__Extracto de la fuente__:
■ ■ ■ ■ ■
El truco definitivo para saber cada cuánto tiempo tenés que cambiar la clave del WiFi

Actualizar la clave de acceso protege datos personales y financieros y limita el número de dispositivos conectados a solo los autorizados.

02 de julio, 2026 | 19.51

Cambiar la contraseña del WiFi cada dos o tres meses es una de las formas más efectivas de proteger la red doméstica frente a accesos no autorizados. Esta simple medida ayuda a evitar que personas ajenas utilicen la conexión, reduce el riesgo de robo de información y mejora el rendimiento de internet al limitar el acceso únicamente a los dispositivos autorizados.

Además de reforzar la seguridad, actualizar la clave de manera periódica protege los datos personales y financieros que circulan por la red. Los especialistas advierten que mantener la misma contraseña durante mucho tiempo facilita los intentos de acceso por parte de vecinos o ciberdelincuentes, especialmente si la clave ya fue compartida o es fácil de adivinar.

Por qué es importante renovar la clave del WiFi

Modificar la contraseña con frecuencia agrega una capa extra de protección frente a posibles ataques. El robo de identidad mediante redes WiFi comprometidas continúa siendo una amenaza, por lo que una contraseña robusta y actualizada puede marcar la diferencia.

Otro beneficio es que permite desconectar automáticamente aquellos dispositivos que alguna vez tuvieron acceso a la red, pero que ya no deberían seguir conectados. De esta manera, el ancho de banda queda reservado para los equipos autorizados y se reducen posibles problemas de velocidad o estabilidad.
■ ■ ■ ■ ■
__Material proporcionado__:
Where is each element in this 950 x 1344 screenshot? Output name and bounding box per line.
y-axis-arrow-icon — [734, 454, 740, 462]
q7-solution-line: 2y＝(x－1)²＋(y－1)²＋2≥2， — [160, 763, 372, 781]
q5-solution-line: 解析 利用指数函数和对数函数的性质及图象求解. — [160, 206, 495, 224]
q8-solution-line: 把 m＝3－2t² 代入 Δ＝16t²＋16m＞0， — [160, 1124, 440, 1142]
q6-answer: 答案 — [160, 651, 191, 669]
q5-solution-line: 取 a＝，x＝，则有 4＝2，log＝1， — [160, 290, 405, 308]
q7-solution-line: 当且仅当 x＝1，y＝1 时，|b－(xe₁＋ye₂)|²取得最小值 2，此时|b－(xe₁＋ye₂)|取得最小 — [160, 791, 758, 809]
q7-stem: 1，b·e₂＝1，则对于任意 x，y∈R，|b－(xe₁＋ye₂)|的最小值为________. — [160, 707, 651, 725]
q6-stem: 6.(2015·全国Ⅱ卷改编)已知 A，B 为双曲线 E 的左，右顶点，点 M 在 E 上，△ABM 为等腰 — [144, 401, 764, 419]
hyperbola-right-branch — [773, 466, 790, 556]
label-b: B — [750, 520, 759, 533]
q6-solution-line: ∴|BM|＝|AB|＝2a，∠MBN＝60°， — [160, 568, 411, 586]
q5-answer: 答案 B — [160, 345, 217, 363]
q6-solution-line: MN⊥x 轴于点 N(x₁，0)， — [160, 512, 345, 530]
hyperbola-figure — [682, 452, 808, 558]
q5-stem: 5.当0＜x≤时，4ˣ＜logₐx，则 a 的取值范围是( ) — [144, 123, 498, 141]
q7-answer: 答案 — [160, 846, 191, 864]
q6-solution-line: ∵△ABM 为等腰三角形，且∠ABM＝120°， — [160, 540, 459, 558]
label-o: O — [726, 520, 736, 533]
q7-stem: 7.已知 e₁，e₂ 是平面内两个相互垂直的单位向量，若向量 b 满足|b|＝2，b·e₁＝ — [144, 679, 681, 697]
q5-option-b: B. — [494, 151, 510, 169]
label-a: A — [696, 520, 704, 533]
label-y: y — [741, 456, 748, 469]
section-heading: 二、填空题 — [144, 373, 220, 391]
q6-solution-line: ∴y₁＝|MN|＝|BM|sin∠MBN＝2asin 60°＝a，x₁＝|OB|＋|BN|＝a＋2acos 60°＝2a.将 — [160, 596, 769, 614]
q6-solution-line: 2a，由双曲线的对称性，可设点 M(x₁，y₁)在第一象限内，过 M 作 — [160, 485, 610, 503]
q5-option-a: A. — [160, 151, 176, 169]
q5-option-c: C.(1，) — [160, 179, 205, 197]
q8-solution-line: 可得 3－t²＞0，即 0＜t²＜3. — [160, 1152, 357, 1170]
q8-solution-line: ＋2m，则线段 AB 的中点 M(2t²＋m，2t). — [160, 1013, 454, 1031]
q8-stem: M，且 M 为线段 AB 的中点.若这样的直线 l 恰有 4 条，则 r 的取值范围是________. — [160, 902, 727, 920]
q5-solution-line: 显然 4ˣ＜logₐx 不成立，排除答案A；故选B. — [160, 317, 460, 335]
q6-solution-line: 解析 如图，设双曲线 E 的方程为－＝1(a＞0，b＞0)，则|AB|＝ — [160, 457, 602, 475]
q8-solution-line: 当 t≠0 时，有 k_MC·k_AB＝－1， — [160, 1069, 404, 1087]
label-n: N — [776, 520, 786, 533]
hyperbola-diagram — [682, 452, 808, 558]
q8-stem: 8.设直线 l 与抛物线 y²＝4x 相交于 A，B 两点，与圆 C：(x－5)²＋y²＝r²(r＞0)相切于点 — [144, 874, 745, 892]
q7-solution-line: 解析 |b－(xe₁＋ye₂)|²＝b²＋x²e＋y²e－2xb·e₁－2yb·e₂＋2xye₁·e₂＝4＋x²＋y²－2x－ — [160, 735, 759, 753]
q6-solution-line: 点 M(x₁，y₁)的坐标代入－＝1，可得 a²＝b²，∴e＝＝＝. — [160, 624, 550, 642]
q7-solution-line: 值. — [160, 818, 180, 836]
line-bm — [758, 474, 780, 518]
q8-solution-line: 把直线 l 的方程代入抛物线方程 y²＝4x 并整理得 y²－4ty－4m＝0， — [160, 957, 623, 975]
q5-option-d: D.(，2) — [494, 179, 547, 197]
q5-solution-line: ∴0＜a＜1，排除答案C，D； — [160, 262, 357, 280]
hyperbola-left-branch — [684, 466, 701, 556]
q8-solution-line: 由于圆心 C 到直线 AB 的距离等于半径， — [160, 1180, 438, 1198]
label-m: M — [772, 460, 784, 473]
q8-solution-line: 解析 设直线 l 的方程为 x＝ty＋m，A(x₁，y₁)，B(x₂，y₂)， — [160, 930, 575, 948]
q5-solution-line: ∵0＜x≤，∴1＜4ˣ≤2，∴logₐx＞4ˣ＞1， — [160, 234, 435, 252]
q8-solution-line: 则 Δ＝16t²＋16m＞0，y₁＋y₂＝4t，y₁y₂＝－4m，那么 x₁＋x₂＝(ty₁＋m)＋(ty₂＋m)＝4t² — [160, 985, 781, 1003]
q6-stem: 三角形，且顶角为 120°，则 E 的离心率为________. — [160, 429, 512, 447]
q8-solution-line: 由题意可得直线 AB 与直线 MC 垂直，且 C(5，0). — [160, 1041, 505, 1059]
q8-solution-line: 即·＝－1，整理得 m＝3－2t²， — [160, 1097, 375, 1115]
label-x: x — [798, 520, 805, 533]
■ ■ ■ ■ ■
__Consignas de estudio__:
**1)** Reproduce sin cambios el pasaje del artículo sobre la clave del WiFi que comienza en las palabras "02 de julio, 2026" y termina con "los dispositivos autorizados.".
**2)** Escribe la continuación del artículo sobre la clave del WiFi a partir de su última oración.

__Respuestas en orden__:
**1)**
02 de julio, 2026 | 19.51

Cambiar la contraseña del WiFi cada dos o tres meses es una de las formas más efectivas de proteger la red doméstica frente a accesos no autorizados. Esta simple medida ayuda a evitar que personas ajenas utilicen la conexión, reduce el riesgo de robo de información y mejora el rendimiento de internet al limitar el acceso únicamente a los dispositivos autorizados.

**2)**
Cómo crear una contraseña más segura

No alcanza con cambiar la contraseña: también es fundamental que sea difícil de descifrar. Los especialistas recomiendan utilizar una combinación de letras mayúsculas y minúsculas, números y caracteres especiales, evitando datos personales como nombres, fechas de nacimiento o direcciones.

También aconsejan no reutilizar la misma clave en otros servicios o cuentas, ya que una filtración de datos podría comprometer tanto la red WiFi como otras plataformas.

Mantener la misma contraseña durante mucho tiempo facilita los intentos de acceso.

Por último, es importante actualizar la contraseña cada vez que se comparta con visitas, técnicos o cualquier persona ajena al hogar. Esta práctica reduce las posibilidades de que alguien conserve acceso a la red sin autorización.

Aunque cambiar la clave del WiFi puede parecer una tarea menor, hacerlo de forma periódica contribuye a mantener la privacidad, mejorar el funcionamiento de la conexión y minimizar el riesgo de sufrir accesos indebidos. Incorporar este hábito como parte del mantenimiento de la red puede evitar inconvenientes tanto de seguridad como de rendimiento.